> TASK PROMPT
Pick out the lines below with "Monetization" and list them.
**** DATA SHOWN ****
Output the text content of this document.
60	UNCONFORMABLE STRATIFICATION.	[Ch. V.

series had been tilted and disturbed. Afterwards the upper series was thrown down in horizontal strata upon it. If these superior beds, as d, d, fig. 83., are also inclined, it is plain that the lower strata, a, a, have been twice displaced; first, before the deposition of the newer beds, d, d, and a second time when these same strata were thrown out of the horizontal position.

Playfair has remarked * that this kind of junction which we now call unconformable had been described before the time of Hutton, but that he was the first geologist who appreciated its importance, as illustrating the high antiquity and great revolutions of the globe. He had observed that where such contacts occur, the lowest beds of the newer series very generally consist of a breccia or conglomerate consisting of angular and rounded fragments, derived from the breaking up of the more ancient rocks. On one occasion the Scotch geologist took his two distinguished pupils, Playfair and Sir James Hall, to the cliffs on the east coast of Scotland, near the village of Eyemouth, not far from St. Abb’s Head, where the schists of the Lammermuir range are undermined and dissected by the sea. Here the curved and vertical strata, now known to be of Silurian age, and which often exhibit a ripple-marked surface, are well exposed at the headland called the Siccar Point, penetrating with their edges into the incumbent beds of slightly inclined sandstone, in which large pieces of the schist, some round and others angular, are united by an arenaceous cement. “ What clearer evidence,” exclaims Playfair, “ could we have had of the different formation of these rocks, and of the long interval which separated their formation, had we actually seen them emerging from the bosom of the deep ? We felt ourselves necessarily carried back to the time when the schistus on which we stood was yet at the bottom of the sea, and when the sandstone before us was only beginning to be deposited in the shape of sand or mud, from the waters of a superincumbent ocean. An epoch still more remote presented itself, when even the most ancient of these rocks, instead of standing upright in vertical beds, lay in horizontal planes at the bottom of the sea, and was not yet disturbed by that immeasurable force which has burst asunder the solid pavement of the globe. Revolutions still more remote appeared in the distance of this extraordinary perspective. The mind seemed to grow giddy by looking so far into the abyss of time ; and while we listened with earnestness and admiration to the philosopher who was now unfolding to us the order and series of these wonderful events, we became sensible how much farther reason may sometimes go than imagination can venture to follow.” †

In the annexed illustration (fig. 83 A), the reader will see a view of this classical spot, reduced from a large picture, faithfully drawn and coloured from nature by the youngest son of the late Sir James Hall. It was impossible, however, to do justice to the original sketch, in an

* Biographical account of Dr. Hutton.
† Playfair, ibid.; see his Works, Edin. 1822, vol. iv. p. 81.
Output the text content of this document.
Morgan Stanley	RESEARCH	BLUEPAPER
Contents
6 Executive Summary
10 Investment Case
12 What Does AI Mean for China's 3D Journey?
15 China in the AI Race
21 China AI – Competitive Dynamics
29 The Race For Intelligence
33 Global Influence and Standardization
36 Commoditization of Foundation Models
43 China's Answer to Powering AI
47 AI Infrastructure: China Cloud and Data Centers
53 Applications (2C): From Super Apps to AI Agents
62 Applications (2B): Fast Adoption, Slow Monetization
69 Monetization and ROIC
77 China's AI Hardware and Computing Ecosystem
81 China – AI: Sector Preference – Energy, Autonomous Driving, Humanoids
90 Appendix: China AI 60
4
****
> ANSWER TO THIS EXERCISE
62 Applications (2B): Fast Adoption, Slow Monetization
69 Monetization and ROIC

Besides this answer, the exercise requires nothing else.